== Problem requirements ==
Rewrite the lines below, replacing every occurrence of "file-item" with "file-entry" and leaving everything else unchanged. Leave the pictures out.

============================================================

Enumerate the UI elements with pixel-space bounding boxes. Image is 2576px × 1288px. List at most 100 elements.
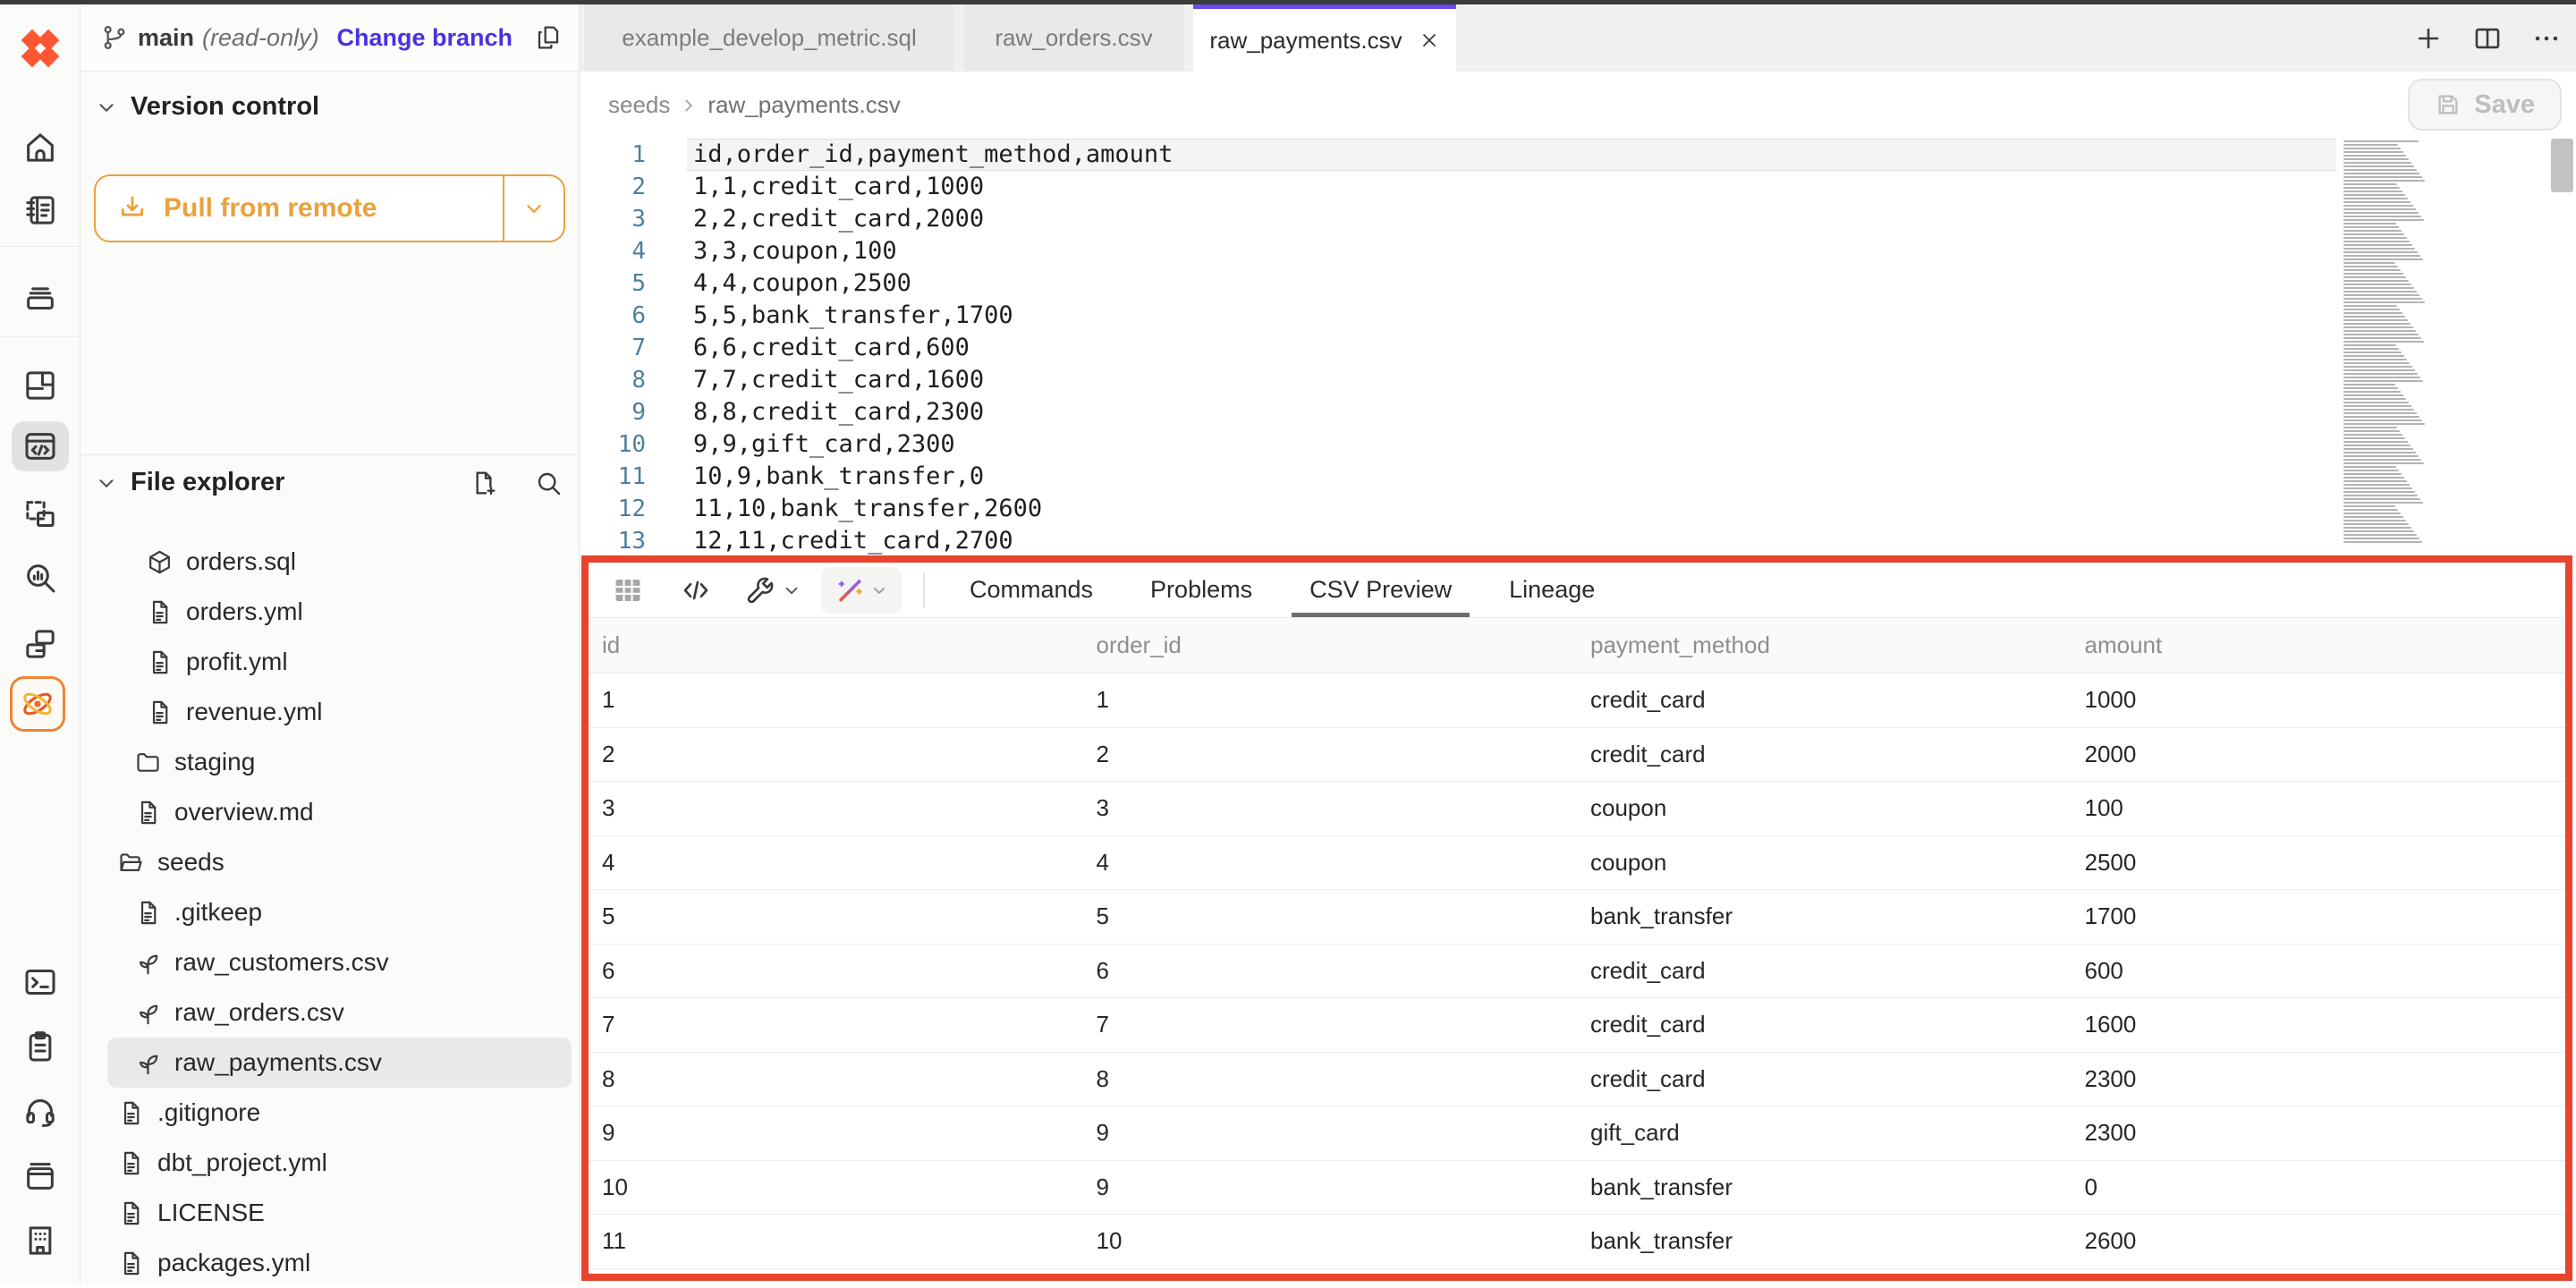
more-options-ellipsis-icon[interactable] [2531, 23, 2562, 54]
file-icon [146, 648, 174, 676]
pull-from-remote-button[interactable]: Pull from remote [94, 174, 565, 242]
explore-query-icon[interactable] [19, 556, 62, 599]
minimap-line [2343, 287, 2414, 289]
file-item[interactable]: LICENSE [107, 1188, 572, 1238]
csv-row: 11credit_card1000 [589, 674, 2565, 728]
chevron-down-icon[interactable] [782, 580, 801, 600]
code-editor-icon-active[interactable] [12, 421, 69, 471]
save-button[interactable]: Save [2408, 79, 2562, 131]
panel-tab-problems[interactable]: Problems [1122, 563, 1281, 617]
pull-button-label: Pull from remote [164, 193, 377, 224]
canvas-icon[interactable] [19, 493, 62, 536]
dashboard-icon[interactable] [19, 364, 62, 407]
file-item[interactable]: seeds [107, 837, 572, 887]
split-editor-icon[interactable] [2472, 23, 2503, 54]
column-header[interactable]: payment_method [1577, 631, 2072, 659]
csv-cell: 100 [2072, 794, 2566, 822]
minimap-line [2343, 502, 2423, 504]
copy-docs-icon[interactable] [534, 23, 563, 52]
file-item[interactable]: raw_payments.csv [107, 1038, 572, 1088]
code-line: 7,7,credit_card,1600 [693, 364, 2333, 396]
csv-cell: 8 [589, 1065, 1083, 1093]
bottom-panel-highlighted: CommandsProblemsCSV PreviewLineage idord… [581, 555, 2572, 1281]
minimap-line [2343, 337, 2421, 339]
minimap-line [2343, 480, 2407, 482]
build-wrench-icon[interactable] [744, 574, 776, 606]
minimap-line [2343, 183, 2397, 185]
minimap-line [2343, 434, 2402, 436]
code-line: 11,10,bank_transfer,2600 [693, 493, 2333, 525]
minimap-line [2343, 448, 2413, 450]
terminal-icon[interactable] [19, 961, 62, 1004]
csv-cell: 4 [589, 849, 1083, 877]
minimap-line [2343, 319, 2408, 321]
line-number: 7 [580, 332, 678, 364]
apps-windows-icon[interactable] [19, 623, 62, 665]
headset-support-icon[interactable] [19, 1090, 62, 1133]
csv-cell: 3 [589, 794, 1083, 822]
new-file-icon[interactable] [470, 469, 498, 497]
code-editor[interactable]: 12345678910111213 id,order_id,payment_me… [580, 139, 2576, 555]
minimap-line [2343, 248, 2415, 250]
file-icon [134, 899, 162, 927]
column-header[interactable]: order_id [1083, 631, 1578, 659]
csv-cell: 2300 [2072, 1119, 2566, 1147]
editor-scrollbar[interactable] [2551, 139, 2573, 555]
csv-preview-header-row: idorder_idpayment_methodamount [589, 617, 2565, 674]
organization-building-icon[interactable] [19, 1219, 62, 1262]
minimap-line [2343, 344, 2396, 346]
line-number: 4 [580, 235, 678, 267]
editor-tab[interactable]: raw_payments.csv [1193, 4, 1456, 72]
file-item[interactable]: dbt_project.yml [107, 1138, 572, 1188]
line-number: 12 [580, 493, 678, 525]
file-item[interactable]: .gitkeep [107, 887, 572, 937]
column-header[interactable]: amount [2072, 631, 2566, 659]
file-name: .gitkeep [174, 898, 262, 927]
book-docs-icon[interactable] [19, 1155, 62, 1198]
csv-cell: 2300 [2072, 1065, 2566, 1093]
pull-dropdown-caret[interactable] [503, 176, 564, 241]
ai-magic-wand-button[interactable] [821, 567, 902, 614]
version-control-header[interactable]: Version control [95, 92, 319, 122]
clipboard-icon[interactable] [19, 1025, 62, 1068]
notebook-icon[interactable] [19, 189, 62, 232]
panel-tab-commands[interactable]: Commands [941, 563, 1122, 617]
editor-tab[interactable]: raw_orders.csv [963, 4, 1184, 72]
panel-tab-lineage[interactable]: Lineage [1480, 563, 1623, 617]
file-item[interactable]: raw_customers.csv [107, 937, 572, 987]
results-table-icon[interactable] [612, 574, 644, 606]
magic-wand-icon [835, 575, 865, 606]
scrollbar-thumb[interactable] [2551, 139, 2573, 192]
file-name: LICENSE [157, 1199, 265, 1227]
compiled-code-icon[interactable] [680, 574, 712, 606]
file-item[interactable]: raw_orders.csv [107, 987, 572, 1038]
line-number: 2 [580, 171, 678, 203]
minimap-line [2343, 330, 2416, 332]
breadcrumb-folder[interactable]: seeds [608, 91, 670, 119]
home-icon[interactable] [19, 126, 62, 169]
file-explorer-header[interactable]: File explorer [95, 468, 563, 497]
file-item[interactable]: staging [107, 737, 572, 787]
editor-content[interactable]: id,order_id,payment_method,amount1,1,cre… [693, 139, 2333, 555]
close-icon[interactable] [1419, 30, 1440, 51]
editor-minimap[interactable] [2343, 140, 2549, 545]
csv-cell: 2000 [2072, 741, 2566, 768]
editor-tab[interactable]: example_develop_metric.sql [584, 4, 954, 72]
file-item[interactable]: packages.yml [107, 1238, 572, 1288]
file-name: packages.yml [157, 1249, 310, 1277]
file-item[interactable]: orders.yml [107, 587, 572, 637]
panel-tab-csv-preview[interactable]: CSV Preview [1281, 563, 1480, 617]
file-item[interactable]: profit.yml [107, 637, 572, 687]
minimap-line [2343, 412, 2417, 414]
ai-atom-icon[interactable] [10, 676, 65, 732]
new-tab-plus-icon[interactable] [2413, 23, 2444, 54]
file-name: orders.sql [186, 547, 296, 576]
column-header[interactable]: id [589, 631, 1083, 659]
file-item[interactable]: revenue.yml [107, 687, 572, 737]
file-item[interactable]: overview.md [107, 787, 572, 837]
change-branch-link[interactable]: Change branch [336, 24, 513, 52]
search-icon[interactable] [534, 469, 563, 497]
file-item[interactable]: .gitignore [107, 1088, 572, 1138]
file-item[interactable]: orders.sql [107, 537, 572, 587]
stack-icon[interactable] [19, 275, 62, 318]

============================================================

== Exercise solution ==
Enumerate the UI elements with pixel-space bounding boxes. Image is 2576px × 1288px. List at most 100 elements.
more-options-ellipsis-icon[interactable] [2531, 23, 2562, 54]
file-icon [146, 648, 174, 676]
pull-from-remote-button[interactable]: Pull from remote [94, 174, 565, 242]
explore-query-icon[interactable] [19, 556, 62, 599]
minimap-line [2343, 287, 2414, 289]
file-entry[interactable]: LICENSE [107, 1188, 572, 1238]
csv-row: 11credit_card1000 [589, 674, 2565, 728]
chevron-down-icon[interactable] [782, 580, 801, 600]
code-editor-icon-active[interactable] [12, 421, 69, 471]
save-button[interactable]: Save [2408, 79, 2562, 131]
panel-tab-problems[interactable]: Problems [1122, 563, 1281, 617]
pull-button-label: Pull from remote [164, 193, 377, 224]
canvas-icon[interactable] [19, 493, 62, 536]
dashboard-icon[interactable] [19, 364, 62, 407]
file-entry[interactable]: seeds [107, 837, 572, 887]
split-editor-icon[interactable] [2472, 23, 2503, 54]
column-header[interactable]: payment_method [1577, 631, 2072, 659]
csv-cell: 100 [2072, 794, 2566, 822]
minimap-line [2343, 502, 2423, 504]
copy-docs-icon[interactable] [534, 23, 563, 52]
file-entry[interactable]: raw_payments.csv [107, 1038, 572, 1088]
code-line: 7,7,credit_card,1600 [693, 364, 2333, 396]
csv-cell: 8 [589, 1065, 1083, 1093]
bottom-panel-highlighted: CommandsProblemsCSV PreviewLineage idord… [581, 555, 2572, 1281]
minimap-line [2343, 337, 2421, 339]
minimap-line [2343, 480, 2407, 482]
build-wrench-icon[interactable] [744, 574, 776, 606]
minimap-line [2343, 183, 2397, 185]
minimap-line [2343, 434, 2402, 436]
code-line: 11,10,bank_transfer,2600 [693, 493, 2333, 525]
minimap-line [2343, 448, 2413, 450]
terminal-icon[interactable] [19, 961, 62, 1004]
csv-cell: 4 [589, 849, 1083, 877]
minimap-line [2343, 319, 2408, 321]
line-number: 7 [580, 332, 678, 364]
apps-windows-icon[interactable] [19, 623, 62, 665]
headset-support-icon[interactable] [19, 1090, 62, 1133]
csv-cell: 3 [589, 794, 1083, 822]
new-file-icon[interactable] [470, 469, 498, 497]
code-editor[interactable]: 12345678910111213 id,order_id,payment_me… [580, 139, 2576, 555]
minimap-line [2343, 248, 2415, 250]
file-icon [134, 899, 162, 927]
column-header[interactable]: order_id [1083, 631, 1578, 659]
csv-cell: 2300 [2072, 1119, 2566, 1147]
editor-scrollbar[interactable] [2551, 139, 2573, 555]
csv-preview-header-row: idorder_idpayment_methodamount [589, 617, 2565, 674]
organization-building-icon[interactable] [19, 1219, 62, 1262]
minimap-line [2343, 344, 2396, 346]
line-number: 4 [580, 235, 678, 267]
editor-tab[interactable]: raw_payments.csv [1193, 4, 1456, 72]
file-entry[interactable]: dbt_project.yml [107, 1138, 572, 1188]
line-number: 12 [580, 493, 678, 525]
file-entry[interactable]: .gitkeep [107, 887, 572, 937]
column-header[interactable]: amount [2072, 631, 2566, 659]
file-name: .gitkeep [174, 898, 262, 927]
book-docs-icon[interactable] [19, 1155, 62, 1198]
csv-cell: 2300 [2072, 1065, 2566, 1093]
pull-dropdown-caret[interactable] [503, 176, 564, 241]
ai-magic-wand-button[interactable] [821, 567, 902, 614]
version-control-header[interactable]: Version control [95, 92, 319, 122]
clipboard-icon[interactable] [19, 1025, 62, 1068]
notebook-icon[interactable] [19, 189, 62, 232]
panel-tab-commands[interactable]: Commands [941, 563, 1122, 617]
editor-tab[interactable]: raw_orders.csv [963, 4, 1184, 72]
panel-tab-lineage[interactable]: Lineage [1480, 563, 1623, 617]
file-entry[interactable]: raw_customers.csv [107, 937, 572, 987]
results-table-icon[interactable] [612, 574, 644, 606]
magic-wand-icon [835, 575, 865, 606]
scrollbar-thumb[interactable] [2551, 139, 2573, 192]
file-name: LICENSE [157, 1199, 265, 1227]
compiled-code-icon[interactable] [680, 574, 712, 606]
file-entry[interactable]: raw_orders.csv [107, 987, 572, 1038]
line-number: 2 [580, 171, 678, 203]
minimap-line [2343, 330, 2416, 332]
breadcrumb-folder[interactable]: seeds [608, 91, 670, 119]
home-icon[interactable] [19, 126, 62, 169]
file-explorer-header[interactable]: File explorer [95, 468, 563, 497]
file-entry[interactable]: staging [107, 737, 572, 787]
editor-content[interactable]: id,order_id,payment_method,amount1,1,cre… [693, 139, 2333, 555]
close-icon[interactable] [1419, 30, 1440, 51]
editor-minimap[interactable] [2343, 140, 2549, 545]
csv-cell: 2000 [2072, 741, 2566, 768]
editor-tab[interactable]: example_develop_metric.sql [584, 4, 954, 72]
file-entry[interactable]: packages.yml [107, 1238, 572, 1288]
file-name: packages.yml [157, 1249, 310, 1277]
file-entry[interactable]: orders.yml [107, 587, 572, 637]
panel-tab-csv-preview[interactable]: CSV Preview [1281, 563, 1480, 617]
file-entry[interactable]: profit.yml [107, 637, 572, 687]
minimap-line [2343, 412, 2417, 414]
ai-atom-icon[interactable] [10, 676, 65, 732]
new-tab-plus-icon[interactable] [2413, 23, 2444, 54]
file-name: orders.sql [186, 547, 296, 576]
column-header[interactable]: id [589, 631, 1083, 659]
file-entry[interactable]: revenue.yml [107, 687, 572, 737]
file-entry[interactable]: overview.md [107, 787, 572, 837]
change-branch-link[interactable]: Change branch [336, 24, 513, 52]
search-icon[interactable] [534, 469, 563, 497]
file-entry[interactable]: .gitignore [107, 1088, 572, 1138]
file-entry[interactable]: orders.sql [107, 537, 572, 587]
stack-icon[interactable] [19, 275, 62, 318]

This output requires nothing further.